• [PASSAGE]

Court Opinion

ID: 9425387
Source: CourtListenerOpinion
Date Created: 2023-08-02 23:14:34.651466+00
Date Added: 2024-06-11T17:22:55.211790
License: Public Domain

Mb. Justice Brennan,
with whom Mb. Justice Stewart and Mr. Justice Marshall join, dissenting.
We noted probable jurisdiction to consider the constitutionality of 19 U. S. C. § 1305(a), which prohibits all persons from “importing into the United States from any foreign country . . . any obscene book, pamphlet, paper, writing, advertisement, circular, print, picture, drawing, or other representation, figure, or image on or of paper or other material, or any east, instrument, or other article which is obscene or immoral.” Pursuant to that provision, customs authorities at Los Angeles seized certain movie films, color slides, photographs, and other materials, which claimant sought to import into the United States. A complaint was filed in the United States. District Court for the Central District of California for forfeiture of these items as obscene. Relying on the decision in United States v. Thirty-seven Photographs, 309 F. Supp. 36 (CD Cal. 1969), which held the statute unconstitutional on its face, the District Court dismissed the complaint. Although we subsequently reversed the decision in United States v. Thirty-seven Photographs, 402 U. S. 363 (1971), the reasoning that led us to uphold the statute is no longer viable, under the view expressed in my dissent today in Paris Adult Theatre I v. Slaton, ante, p. 73. Whatever the extent of the Federal Government’s power to bar the distribution of allegedly obscene material to juveniles or the offensive exposure of such material to unconsenting adults, the statute before us is, in my view, clearly overbroad and unconstitutional on its face. See my dissent in Miller v. California, ante, at 47. I would therefore affirm the judgment of the District Court.

• [LIST OF TASKS]
- 1) Change "dissenting" to "concurring" in the court opinion from "Court Opinion" to "Marshall join, dissenting.", and write out that stretch.
- 2) Answer these questions on the court opinion:
(a) In what city did customs authorities seize the materials?
(b) In which district court was the forfeiture complaint filed?
(c) What did that court do with the complaint?
Rely only on the court opinion itself.

• [SUPPLIED DATA]
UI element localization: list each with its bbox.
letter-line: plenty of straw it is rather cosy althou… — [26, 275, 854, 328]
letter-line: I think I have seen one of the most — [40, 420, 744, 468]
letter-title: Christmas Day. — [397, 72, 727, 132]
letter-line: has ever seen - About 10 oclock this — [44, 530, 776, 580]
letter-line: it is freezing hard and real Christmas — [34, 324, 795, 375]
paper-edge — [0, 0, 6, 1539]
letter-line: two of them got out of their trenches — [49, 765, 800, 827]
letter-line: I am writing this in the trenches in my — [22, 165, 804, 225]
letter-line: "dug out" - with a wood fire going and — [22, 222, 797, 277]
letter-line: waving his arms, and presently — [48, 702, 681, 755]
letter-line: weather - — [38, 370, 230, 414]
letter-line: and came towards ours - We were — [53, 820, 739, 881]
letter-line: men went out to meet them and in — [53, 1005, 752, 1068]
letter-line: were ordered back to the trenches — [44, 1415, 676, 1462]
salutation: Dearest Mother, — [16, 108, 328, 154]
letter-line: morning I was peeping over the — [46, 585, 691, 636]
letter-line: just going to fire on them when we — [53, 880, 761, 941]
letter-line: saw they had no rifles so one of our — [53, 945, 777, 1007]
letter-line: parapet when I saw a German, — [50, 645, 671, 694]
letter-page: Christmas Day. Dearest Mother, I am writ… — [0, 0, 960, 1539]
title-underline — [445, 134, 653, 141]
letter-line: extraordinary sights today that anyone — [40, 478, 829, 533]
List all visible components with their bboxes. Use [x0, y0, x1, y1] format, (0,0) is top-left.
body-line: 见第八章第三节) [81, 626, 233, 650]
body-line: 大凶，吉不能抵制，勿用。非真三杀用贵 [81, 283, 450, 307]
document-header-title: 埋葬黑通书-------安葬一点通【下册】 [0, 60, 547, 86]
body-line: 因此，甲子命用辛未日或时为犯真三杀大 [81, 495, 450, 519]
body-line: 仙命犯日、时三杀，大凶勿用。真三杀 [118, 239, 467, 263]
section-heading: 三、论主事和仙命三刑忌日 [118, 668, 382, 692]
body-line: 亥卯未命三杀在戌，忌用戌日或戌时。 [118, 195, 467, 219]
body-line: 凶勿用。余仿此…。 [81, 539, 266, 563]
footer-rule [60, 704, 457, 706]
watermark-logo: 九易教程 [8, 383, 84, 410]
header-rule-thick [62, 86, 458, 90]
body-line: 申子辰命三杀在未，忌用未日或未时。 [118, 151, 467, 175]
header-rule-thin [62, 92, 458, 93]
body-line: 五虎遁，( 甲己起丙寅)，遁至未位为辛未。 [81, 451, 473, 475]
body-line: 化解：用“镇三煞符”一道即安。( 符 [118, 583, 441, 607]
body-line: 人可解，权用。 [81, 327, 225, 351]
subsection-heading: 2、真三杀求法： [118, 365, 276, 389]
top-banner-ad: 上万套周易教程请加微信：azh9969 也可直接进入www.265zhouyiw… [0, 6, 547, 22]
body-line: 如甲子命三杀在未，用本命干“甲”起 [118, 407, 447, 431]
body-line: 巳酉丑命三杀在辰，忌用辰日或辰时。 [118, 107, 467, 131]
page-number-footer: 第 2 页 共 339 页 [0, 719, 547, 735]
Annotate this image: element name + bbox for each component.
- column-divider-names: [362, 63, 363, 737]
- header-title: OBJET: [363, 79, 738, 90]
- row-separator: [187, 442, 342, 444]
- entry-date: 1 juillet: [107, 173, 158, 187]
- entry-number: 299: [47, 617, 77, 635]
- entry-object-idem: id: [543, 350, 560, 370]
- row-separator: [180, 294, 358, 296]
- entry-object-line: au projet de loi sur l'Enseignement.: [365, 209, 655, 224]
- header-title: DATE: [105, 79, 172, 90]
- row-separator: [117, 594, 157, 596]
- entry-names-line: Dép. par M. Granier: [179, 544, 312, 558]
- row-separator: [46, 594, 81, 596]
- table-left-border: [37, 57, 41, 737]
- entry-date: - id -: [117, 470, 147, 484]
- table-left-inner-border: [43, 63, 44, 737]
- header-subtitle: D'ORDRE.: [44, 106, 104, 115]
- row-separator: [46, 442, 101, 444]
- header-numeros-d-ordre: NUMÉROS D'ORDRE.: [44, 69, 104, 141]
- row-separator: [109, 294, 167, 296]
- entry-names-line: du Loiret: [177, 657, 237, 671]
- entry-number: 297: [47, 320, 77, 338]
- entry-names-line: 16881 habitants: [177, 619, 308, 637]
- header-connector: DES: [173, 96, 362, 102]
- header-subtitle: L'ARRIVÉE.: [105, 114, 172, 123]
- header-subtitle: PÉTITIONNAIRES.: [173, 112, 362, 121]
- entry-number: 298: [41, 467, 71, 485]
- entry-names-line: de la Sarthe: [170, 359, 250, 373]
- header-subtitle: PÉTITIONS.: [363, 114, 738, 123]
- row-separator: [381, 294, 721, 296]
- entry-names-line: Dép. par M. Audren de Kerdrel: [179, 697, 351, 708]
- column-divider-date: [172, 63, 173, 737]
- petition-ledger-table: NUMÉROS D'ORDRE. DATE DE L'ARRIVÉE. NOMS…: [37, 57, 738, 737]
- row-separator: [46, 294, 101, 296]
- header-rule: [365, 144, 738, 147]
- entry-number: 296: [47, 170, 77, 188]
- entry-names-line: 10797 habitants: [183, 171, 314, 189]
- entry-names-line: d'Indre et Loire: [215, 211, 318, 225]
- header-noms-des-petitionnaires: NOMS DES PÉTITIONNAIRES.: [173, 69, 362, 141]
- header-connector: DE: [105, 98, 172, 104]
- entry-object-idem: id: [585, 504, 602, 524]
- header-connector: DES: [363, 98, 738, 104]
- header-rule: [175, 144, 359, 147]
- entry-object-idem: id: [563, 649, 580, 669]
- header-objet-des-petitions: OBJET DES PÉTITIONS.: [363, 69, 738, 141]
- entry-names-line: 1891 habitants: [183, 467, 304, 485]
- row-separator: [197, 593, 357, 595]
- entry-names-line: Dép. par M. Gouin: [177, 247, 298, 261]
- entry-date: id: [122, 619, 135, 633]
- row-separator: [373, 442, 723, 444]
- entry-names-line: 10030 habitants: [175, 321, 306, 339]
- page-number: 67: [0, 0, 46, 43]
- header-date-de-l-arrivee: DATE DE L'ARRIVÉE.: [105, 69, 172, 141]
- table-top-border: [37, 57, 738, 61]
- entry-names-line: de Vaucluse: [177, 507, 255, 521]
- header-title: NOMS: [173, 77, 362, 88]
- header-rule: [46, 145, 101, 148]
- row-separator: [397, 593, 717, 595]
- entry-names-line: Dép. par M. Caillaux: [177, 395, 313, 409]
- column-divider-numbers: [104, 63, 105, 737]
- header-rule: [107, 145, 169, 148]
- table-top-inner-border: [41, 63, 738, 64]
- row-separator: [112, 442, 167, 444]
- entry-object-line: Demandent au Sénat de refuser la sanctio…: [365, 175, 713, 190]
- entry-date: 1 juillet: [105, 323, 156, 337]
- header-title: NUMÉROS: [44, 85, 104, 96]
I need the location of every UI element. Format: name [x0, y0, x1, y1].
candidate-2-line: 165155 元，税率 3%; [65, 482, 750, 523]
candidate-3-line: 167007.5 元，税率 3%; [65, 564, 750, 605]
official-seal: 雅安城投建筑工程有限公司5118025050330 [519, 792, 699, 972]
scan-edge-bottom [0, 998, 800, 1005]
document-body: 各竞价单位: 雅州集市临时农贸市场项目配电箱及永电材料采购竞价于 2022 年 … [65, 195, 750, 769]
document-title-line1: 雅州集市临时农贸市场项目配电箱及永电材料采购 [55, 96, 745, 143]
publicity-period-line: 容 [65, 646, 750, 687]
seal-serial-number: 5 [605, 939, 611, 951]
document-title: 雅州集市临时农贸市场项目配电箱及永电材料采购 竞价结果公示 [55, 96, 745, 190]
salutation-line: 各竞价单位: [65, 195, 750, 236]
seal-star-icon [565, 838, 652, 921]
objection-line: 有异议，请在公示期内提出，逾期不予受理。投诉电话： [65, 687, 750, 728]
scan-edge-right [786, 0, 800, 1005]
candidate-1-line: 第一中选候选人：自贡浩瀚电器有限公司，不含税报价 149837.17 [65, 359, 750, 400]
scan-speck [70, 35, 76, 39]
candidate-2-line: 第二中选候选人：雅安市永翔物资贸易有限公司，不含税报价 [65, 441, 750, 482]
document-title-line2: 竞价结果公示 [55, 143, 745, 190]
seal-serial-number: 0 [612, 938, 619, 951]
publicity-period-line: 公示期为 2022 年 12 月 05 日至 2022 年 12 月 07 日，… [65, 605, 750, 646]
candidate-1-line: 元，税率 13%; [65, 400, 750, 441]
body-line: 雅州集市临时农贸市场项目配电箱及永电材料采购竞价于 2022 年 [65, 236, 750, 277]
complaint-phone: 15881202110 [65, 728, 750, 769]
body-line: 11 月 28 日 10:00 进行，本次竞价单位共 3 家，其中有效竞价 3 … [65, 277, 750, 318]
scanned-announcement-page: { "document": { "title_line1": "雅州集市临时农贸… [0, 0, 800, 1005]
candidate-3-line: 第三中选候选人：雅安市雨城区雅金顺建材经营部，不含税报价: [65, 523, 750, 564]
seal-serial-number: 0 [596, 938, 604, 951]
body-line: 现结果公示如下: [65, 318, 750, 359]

• [RESULTS]
- 1)
Court Opinion

ID: 9425387
Source: CourtListenerOpinion
Date Created: 2023-08-02 23:14:34.651466+00
Date Added: 2024-06-11T17:22:55.211790
License: Public Domain

Mb. Justice Brennan,
with whom Mb. Justice Stewart and Mr. Justice Marshall join, concurring.

- 2)
(a) Los Angeles
(b) The United States District Court for the Central District of California
(c) It dismissed the complaint.